Given request.
Each entry must be reproduced precisely as it stands.

[Data entries]
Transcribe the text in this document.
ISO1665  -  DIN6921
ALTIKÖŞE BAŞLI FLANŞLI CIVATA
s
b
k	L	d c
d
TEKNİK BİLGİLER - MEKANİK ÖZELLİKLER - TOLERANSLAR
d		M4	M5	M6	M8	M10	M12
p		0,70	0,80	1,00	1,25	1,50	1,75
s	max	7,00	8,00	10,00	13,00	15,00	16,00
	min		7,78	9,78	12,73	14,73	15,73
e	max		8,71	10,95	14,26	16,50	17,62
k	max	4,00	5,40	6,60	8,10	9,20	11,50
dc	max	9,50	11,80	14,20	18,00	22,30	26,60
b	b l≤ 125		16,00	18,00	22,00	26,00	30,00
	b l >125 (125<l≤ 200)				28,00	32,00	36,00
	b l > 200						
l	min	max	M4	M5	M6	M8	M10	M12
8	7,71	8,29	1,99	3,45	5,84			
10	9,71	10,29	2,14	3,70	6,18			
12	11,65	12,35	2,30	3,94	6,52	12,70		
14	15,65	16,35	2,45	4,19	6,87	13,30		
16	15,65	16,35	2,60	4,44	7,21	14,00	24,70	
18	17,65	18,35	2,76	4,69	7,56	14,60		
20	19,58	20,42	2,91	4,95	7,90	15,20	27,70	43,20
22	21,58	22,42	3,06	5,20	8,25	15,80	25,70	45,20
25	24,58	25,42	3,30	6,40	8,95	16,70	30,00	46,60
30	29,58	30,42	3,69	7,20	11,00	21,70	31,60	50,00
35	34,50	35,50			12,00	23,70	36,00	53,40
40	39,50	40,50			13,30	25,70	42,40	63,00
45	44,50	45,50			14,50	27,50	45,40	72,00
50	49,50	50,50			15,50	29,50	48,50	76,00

Full solution.
Transcribe the text in this document.
ISO1665  -  DIN6921
ALTIKÖŞE BAŞLI FLANŞLI CIVATA
s
b
k	L	d c
d
TEKNİK BİLGİLER - MEKANİK ÖZELLİKLER - TOLERANSLAR
d		M4	M5	M6	M8	M10	M12
p		0,70	0,80	1,00	1,25	1,50	1,75
s	max	7,00	8,00	10,00	13,00	15,00	16,00
	min		7,78	9,78	12,73	14,73	15,73
e	max		8,71	10,95	14,26	16,50	17,62
k	max	4,00	5,40	6,60	8,10	9,20	11,50
dc	max	9,50	11,80	14,20	18,00	22,30	26,60
b	b l≤ 125		16,00	18,00	22,00	26,00	30,00
	b l >125 (125<l≤ 200)				28,00	32,00	36,00
	b l > 200						
l	min	max	M4	M5	M6	M8	M10	M12
8	7,71	8,29	1,99	3,45	5,84			
10	9,71	10,29	2,14	3,70	6,18			
12	11,65	12,35	2,30	3,94	6,52	12,70		
14	15,65	16,35	2,45	4,19	6,87	13,30		
16	15,65	16,35	2,60	4,44	7,21	14,00	24,70	
18	17,65	18,35	2,76	4,69	7,56	14,60		
20	19,58	20,42	2,91	4,95	7,90	15,20	27,70	43,20
22	21,58	22,42	3,06	5,20	8,25	15,80	25,70	45,20
25	24,58	25,42	3,30	6,40	8,95	16,70	30,00	46,60
30	29,58	30,42	3,69	7,20	11,00	21,70	31,60	50,00
35	34,50	35,50			12,00	23,70	36,00	53,40
40	39,50	40,50			13,30	25,70	42,40	63,00
45	44,50	45,50			14,50	27,50	45,40	72,00
50	49,50	50,50			15,50	29,50	48,50	76,00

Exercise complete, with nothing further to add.